## Work to be completed:
Repeat the material verbatim. Images are excluded from the copy.

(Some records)
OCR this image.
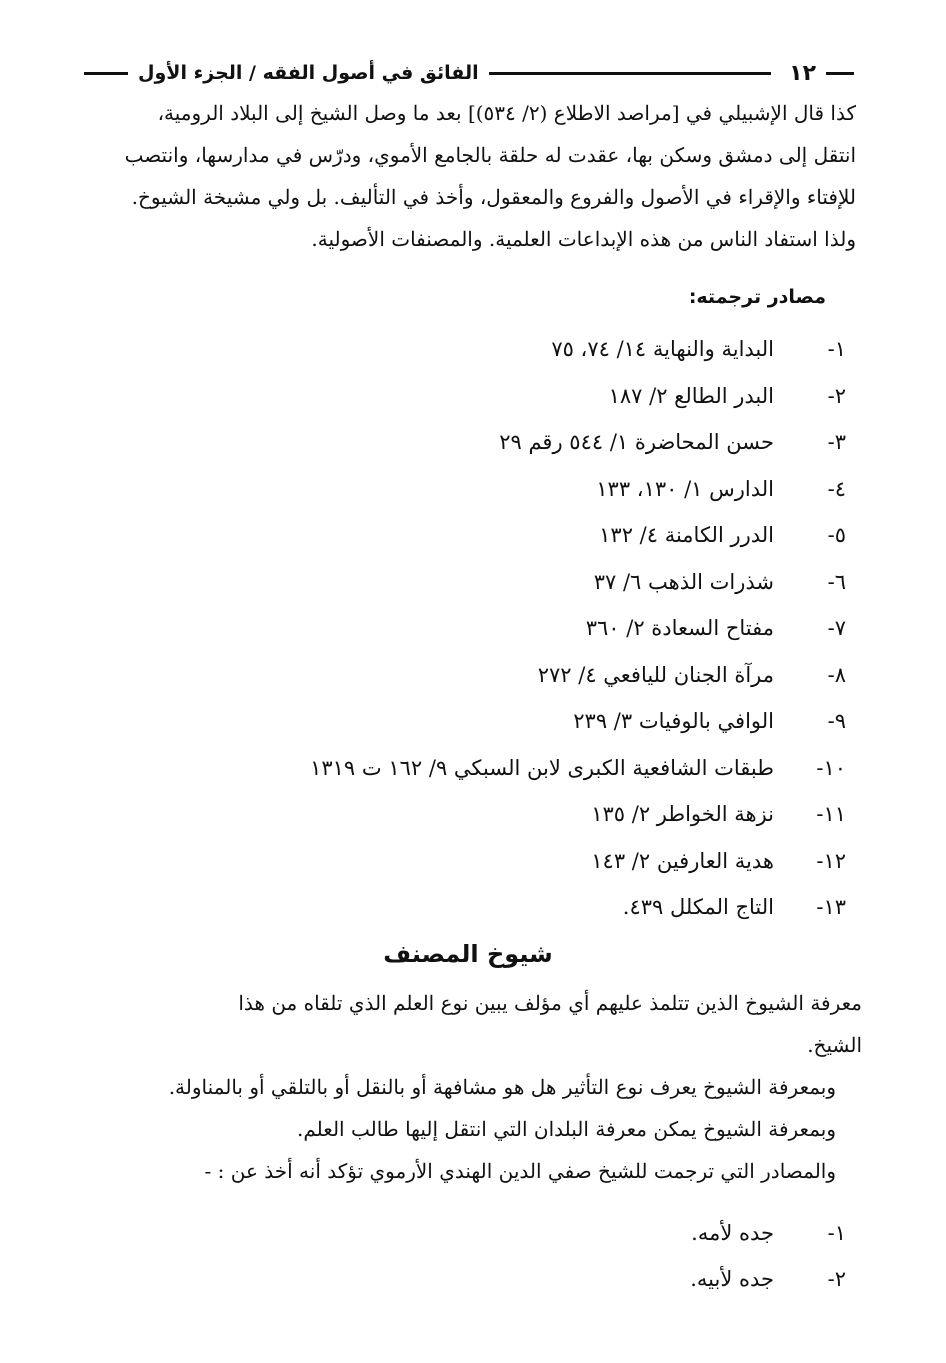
١٢
الفائق في أصول الفقه / الجزء الأول
كذا قال الإشبيلي في [مراصد الاطلاع (٢/ ٥٣٤)] بعد ما وصل الشيخ إلى البلاد الرومية،
انتقل إلى دمشق وسكن بها، عقدت له حلقة بالجامع الأموي، ودرّس في مدارسها، وانتصب
للإفتاء والإقراء في الأصول والفروع والمعقول، وأخذ في التأليف. بل ولي مشيخة الشيوخ.
ولذا استفاد الناس من هذه الإبداعات العلمية. والمصنفات الأصولية.
مصادر ترجمته:
١-
البداية والنهاية ١٤/ ٧٤، ٧٥
٢-
البدر الطالع ٢/ ١٨٧
٣-
حسن المحاضرة ١/ ٥٤٤ رقم ٢٩
٤-
الدارس ١/ ١٣٠، ١٣٣
٥-
الدرر الكامنة ٤/ ١٣٢
٦-
شذرات الذهب ٦/ ٣٧
٧-
مفتاح السعادة ٢/ ٣٦٠
٨-
مرآة الجنان لليافعي ٤/ ٢٧٢
٩-
الوافي بالوفيات ٣/ ٢٣٩
١٠-
طبقات الشافعية الكبرى لابن السبكي ٩/ ١٦٢ ت ١٣١٩
١١-
نزهة الخواطر ٢/ ١٣٥
١٢-
هدية العارفين ٢/ ١٤٣
١٣-
التاج المكلل ٤٣٩.
شيوخ المصنف
معرفة الشيوخ الذين تتلمذ عليهم أي مؤلف يبين نوع العلم الذي تلقاه من هذا
الشيخ.
وبمعرفة الشيوخ يعرف نوع التأثير هل هو مشافهة أو بالنقل أو بالتلقي أو بالمناولة.
وبمعرفة الشيوخ يمكن معرفة البلدان التي انتقل إليها طالب العلم.
والمصادر التي ترجمت للشيخ صفي الدين الهندي الأرموي تؤكد أنه أخذ عن : -
١-
جده لأمه.
٢-
جده لأبيه.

## Response to this exercise:
OCR this image.
١٢
الفائق في أصول الفقه / الجزء الأول
كذا قال الإشبيلي في [مراصد الاطلاع (٢/ ٥٣٤)] بعد ما وصل الشيخ إلى البلاد الرومية،
انتقل إلى دمشق وسكن بها، عقدت له حلقة بالجامع الأموي، ودرّس في مدارسها، وانتصب
للإفتاء والإقراء في الأصول والفروع والمعقول، وأخذ في التأليف. بل ولي مشيخة الشيوخ.
ولذا استفاد الناس من هذه الإبداعات العلمية. والمصنفات الأصولية.
مصادر ترجمته:
١-
البداية والنهاية ١٤/ ٧٤، ٧٥
٢-
البدر الطالع ٢/ ١٨٧
٣-
حسن المحاضرة ١/ ٥٤٤ رقم ٢٩
٤-
الدارس ١/ ١٣٠، ١٣٣
٥-
الدرر الكامنة ٤/ ١٣٢
٦-
شذرات الذهب ٦/ ٣٧
٧-
مفتاح السعادة ٢/ ٣٦٠
٨-
مرآة الجنان لليافعي ٤/ ٢٧٢
٩-
الوافي بالوفيات ٣/ ٢٣٩
١٠-
طبقات الشافعية الكبرى لابن السبكي ٩/ ١٦٢ ت ١٣١٩
١١-
نزهة الخواطر ٢/ ١٣٥
١٢-
هدية العارفين ٢/ ١٤٣
١٣-
التاج المكلل ٤٣٩.
شيوخ المصنف
معرفة الشيوخ الذين تتلمذ عليهم أي مؤلف يبين نوع العلم الذي تلقاه من هذا
الشيخ.
وبمعرفة الشيوخ يعرف نوع التأثير هل هو مشافهة أو بالنقل أو بالتلقي أو بالمناولة.
وبمعرفة الشيوخ يمكن معرفة البلدان التي انتقل إليها طالب العلم.
والمصادر التي ترجمت للشيخ صفي الدين الهندي الأرموي تؤكد أنه أخذ عن : -
١-
جده لأمه.
٢-
جده لأبيه.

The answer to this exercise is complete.